* Request
In the records below, find each line containing the word "heures" and copy it.
— BEGIN Records provided —
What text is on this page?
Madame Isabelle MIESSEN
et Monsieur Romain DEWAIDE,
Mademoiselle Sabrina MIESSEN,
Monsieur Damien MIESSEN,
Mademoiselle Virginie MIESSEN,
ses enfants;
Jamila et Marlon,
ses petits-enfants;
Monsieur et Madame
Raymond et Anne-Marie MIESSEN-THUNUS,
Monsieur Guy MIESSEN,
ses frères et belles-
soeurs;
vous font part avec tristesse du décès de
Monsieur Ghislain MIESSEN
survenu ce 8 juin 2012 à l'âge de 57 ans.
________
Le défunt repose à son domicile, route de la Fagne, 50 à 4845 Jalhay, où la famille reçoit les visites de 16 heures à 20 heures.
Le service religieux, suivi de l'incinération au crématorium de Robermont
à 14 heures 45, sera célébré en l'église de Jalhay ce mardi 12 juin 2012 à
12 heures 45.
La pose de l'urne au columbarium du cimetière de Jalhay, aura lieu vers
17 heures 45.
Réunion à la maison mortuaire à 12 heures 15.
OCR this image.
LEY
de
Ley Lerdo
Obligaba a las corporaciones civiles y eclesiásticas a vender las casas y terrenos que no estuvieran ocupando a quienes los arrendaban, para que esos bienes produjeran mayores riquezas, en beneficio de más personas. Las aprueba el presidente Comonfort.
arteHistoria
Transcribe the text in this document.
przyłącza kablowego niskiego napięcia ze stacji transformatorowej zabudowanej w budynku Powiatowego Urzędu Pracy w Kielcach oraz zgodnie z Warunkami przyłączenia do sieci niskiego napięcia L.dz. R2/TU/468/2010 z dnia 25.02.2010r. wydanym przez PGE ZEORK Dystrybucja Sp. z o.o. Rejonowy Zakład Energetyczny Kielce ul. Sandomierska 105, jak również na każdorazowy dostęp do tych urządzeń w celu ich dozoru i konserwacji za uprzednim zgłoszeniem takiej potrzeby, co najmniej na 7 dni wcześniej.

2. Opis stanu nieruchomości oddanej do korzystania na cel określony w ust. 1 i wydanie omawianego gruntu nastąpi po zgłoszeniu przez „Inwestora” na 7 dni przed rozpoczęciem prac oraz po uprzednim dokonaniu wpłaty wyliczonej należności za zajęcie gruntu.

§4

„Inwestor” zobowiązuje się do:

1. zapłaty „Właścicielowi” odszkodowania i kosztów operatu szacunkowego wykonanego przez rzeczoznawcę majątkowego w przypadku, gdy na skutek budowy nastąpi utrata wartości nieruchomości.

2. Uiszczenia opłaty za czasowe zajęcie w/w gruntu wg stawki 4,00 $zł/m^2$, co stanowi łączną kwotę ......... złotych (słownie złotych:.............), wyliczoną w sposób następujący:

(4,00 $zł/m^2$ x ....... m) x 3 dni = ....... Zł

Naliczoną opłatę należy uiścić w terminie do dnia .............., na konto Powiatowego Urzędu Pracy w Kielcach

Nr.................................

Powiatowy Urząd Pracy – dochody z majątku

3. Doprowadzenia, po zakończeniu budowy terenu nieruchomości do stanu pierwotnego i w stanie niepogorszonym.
— END Records provided —
* Result of the task
Le défunt repose à son domicile, route de la Fagne, 50 à 4845 Jalhay, où la famille reçoit les visites de 16 heures à 20 heures.
à 14 heures 45, sera célébré en l'église de Jalhay ce mardi 12 juin 2012 à
12 heures 45.
17 heures 45.
Réunion à la maison mortuaire à 12 heures 15.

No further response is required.